### What to produce
Provide the number of lines where the word "Display" occurs, and no other text.
— Start of Provided entries —
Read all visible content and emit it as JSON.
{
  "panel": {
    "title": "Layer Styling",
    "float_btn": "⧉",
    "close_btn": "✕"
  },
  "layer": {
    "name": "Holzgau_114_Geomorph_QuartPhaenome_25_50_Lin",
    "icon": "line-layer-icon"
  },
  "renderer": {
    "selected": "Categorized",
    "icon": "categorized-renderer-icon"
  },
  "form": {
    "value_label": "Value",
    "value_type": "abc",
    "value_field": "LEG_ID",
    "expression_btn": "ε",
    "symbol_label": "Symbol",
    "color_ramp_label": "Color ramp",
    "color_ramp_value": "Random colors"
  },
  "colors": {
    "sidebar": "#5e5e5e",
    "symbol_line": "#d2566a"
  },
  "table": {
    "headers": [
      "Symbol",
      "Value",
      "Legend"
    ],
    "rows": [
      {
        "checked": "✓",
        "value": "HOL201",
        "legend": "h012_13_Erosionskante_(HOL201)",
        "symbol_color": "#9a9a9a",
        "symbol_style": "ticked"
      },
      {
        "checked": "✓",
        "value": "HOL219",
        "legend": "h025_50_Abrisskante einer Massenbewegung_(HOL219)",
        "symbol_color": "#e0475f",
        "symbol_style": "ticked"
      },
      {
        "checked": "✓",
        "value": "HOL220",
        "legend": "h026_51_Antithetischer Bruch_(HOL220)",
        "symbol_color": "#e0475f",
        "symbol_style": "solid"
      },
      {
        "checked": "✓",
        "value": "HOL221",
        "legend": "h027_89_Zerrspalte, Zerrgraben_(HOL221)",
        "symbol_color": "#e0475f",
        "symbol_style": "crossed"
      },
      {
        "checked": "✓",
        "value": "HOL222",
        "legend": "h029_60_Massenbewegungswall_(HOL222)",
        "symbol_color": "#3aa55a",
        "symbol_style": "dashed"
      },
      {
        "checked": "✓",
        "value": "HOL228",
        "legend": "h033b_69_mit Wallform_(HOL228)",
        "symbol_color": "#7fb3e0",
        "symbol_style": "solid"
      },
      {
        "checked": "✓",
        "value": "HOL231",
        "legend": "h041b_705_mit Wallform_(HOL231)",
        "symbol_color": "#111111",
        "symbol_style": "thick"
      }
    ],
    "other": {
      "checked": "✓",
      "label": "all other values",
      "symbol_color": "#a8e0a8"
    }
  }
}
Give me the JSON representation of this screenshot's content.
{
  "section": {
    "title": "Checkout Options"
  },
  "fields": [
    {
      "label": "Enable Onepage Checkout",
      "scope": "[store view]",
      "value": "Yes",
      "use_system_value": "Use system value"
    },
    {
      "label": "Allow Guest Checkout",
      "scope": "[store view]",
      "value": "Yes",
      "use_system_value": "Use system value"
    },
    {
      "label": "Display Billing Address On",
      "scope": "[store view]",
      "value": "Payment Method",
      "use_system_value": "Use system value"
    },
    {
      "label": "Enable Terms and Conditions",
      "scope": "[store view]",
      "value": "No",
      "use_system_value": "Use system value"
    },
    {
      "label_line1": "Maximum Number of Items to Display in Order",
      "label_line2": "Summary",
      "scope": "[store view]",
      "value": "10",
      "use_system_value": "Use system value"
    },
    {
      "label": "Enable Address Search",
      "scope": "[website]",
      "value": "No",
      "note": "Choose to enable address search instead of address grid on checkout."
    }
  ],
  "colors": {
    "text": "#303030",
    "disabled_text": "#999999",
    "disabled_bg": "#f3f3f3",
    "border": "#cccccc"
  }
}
— End of Provided entries —
### Exercise response
2